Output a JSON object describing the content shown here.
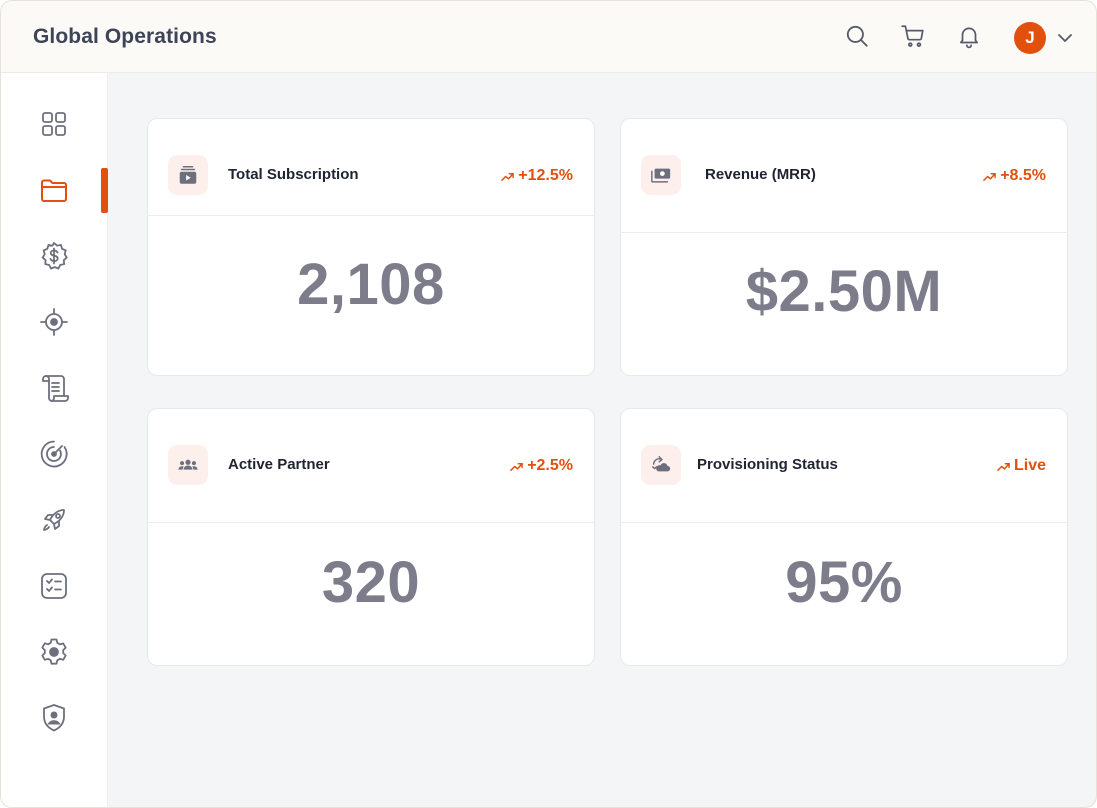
{
  "header": {
    "title": "Global Operations",
    "avatar_initial": "J",
    "icons": [
      "search-icon",
      "cart-icon",
      "bell-icon",
      "chevron-down-icon"
    ]
  },
  "sidebar": {
    "items": [
      {
        "name": "dashboard-grid-icon",
        "active": false
      },
      {
        "name": "folder-icon",
        "active": true
      },
      {
        "name": "dollar-badge-icon",
        "active": false
      },
      {
        "name": "target-icon",
        "active": false
      },
      {
        "name": "scroll-icon",
        "active": false
      },
      {
        "name": "radar-icon",
        "active": false
      },
      {
        "name": "rocket-icon",
        "active": false
      },
      {
        "name": "checklist-icon",
        "active": false
      },
      {
        "name": "settings-gear-icon",
        "active": false
      },
      {
        "name": "shield-user-icon",
        "active": false
      }
    ]
  },
  "cards": [
    {
      "title": "Total Subscription",
      "trend": "+12.5%",
      "value": "2,108",
      "icon": "subscription-icon"
    },
    {
      "title": "Revenue (MRR)",
      "trend": "+8.5%",
      "value": "$2.50M",
      "icon": "money-icon"
    },
    {
      "title": "Active Partner",
      "trend": "+2.5%",
      "value": "320",
      "icon": "people-icon"
    },
    {
      "title": "Provisioning Status",
      "trend": "Live",
      "value": "95%",
      "icon": "cloud-sync-icon"
    }
  ],
  "colors": {
    "accent": "#e2500e",
    "value_text": "#7d7c8a",
    "icon_gray": "#6e6f7d",
    "icon_bg": "#fdf0ec"
  }
}
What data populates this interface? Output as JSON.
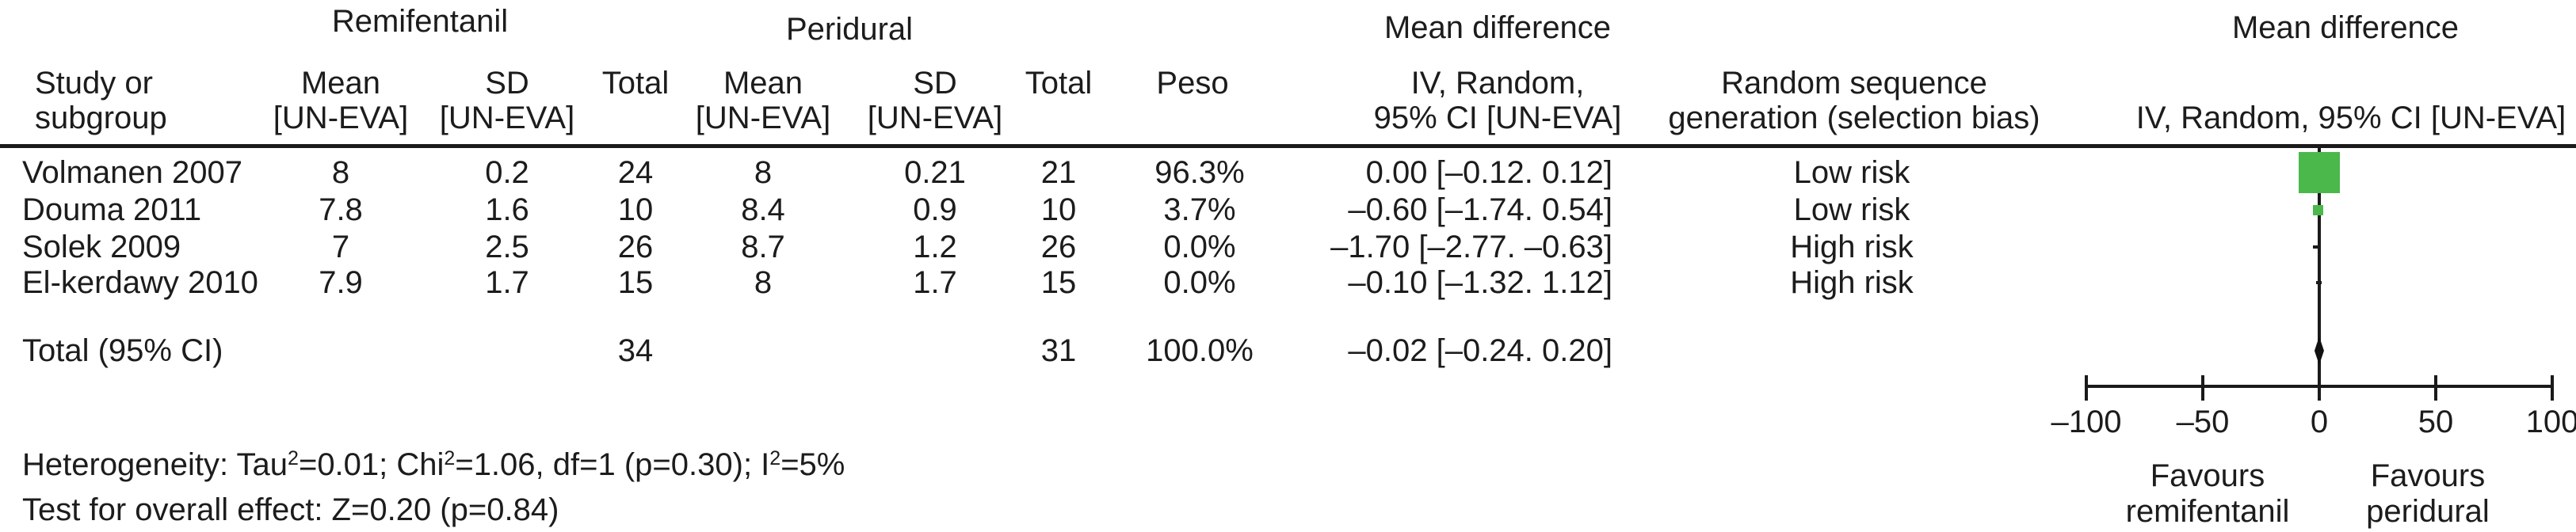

> WRITTEN EXERCISE
Among the entries above, how many lines include the word "title"? Give the number with no comment.

> OUTPUT
5